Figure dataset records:
-*-*-
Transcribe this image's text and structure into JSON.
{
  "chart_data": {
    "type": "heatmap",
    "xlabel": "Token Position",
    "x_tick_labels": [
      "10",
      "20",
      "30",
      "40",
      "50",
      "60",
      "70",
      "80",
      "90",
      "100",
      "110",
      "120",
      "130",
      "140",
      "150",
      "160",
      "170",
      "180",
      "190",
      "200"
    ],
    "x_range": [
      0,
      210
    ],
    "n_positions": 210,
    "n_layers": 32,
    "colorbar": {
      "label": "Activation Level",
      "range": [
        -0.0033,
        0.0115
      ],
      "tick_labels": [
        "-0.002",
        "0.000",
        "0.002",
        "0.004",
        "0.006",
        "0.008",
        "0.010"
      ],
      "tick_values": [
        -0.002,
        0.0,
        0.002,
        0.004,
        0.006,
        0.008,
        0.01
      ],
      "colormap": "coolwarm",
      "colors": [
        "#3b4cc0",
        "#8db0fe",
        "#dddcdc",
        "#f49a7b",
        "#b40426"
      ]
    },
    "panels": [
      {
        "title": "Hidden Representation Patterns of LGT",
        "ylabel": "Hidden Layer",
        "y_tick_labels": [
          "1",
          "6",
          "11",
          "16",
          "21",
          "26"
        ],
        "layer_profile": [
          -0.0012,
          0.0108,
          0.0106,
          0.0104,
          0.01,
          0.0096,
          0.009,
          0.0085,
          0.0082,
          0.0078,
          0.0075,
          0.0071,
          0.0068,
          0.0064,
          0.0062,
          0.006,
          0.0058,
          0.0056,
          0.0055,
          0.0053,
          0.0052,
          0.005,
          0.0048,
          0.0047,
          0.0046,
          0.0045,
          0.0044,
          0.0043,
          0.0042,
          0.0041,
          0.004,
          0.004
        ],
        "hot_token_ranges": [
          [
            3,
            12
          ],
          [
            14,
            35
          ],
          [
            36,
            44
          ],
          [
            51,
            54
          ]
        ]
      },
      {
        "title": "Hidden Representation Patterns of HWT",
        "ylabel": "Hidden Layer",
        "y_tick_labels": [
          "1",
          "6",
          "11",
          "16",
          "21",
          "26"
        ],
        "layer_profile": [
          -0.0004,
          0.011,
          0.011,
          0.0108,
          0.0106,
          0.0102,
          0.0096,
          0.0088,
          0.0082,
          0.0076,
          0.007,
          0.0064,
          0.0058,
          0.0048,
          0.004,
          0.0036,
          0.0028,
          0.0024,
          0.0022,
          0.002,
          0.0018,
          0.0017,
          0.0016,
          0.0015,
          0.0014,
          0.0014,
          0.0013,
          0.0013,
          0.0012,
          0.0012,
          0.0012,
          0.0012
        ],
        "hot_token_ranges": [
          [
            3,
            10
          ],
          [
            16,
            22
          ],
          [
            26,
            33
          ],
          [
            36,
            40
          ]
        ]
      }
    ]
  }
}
-*-*-
> [Instructions for the task] Say, as a bare number, how many lines in the entries above include the string "Hidden".

> [Worked answer] 4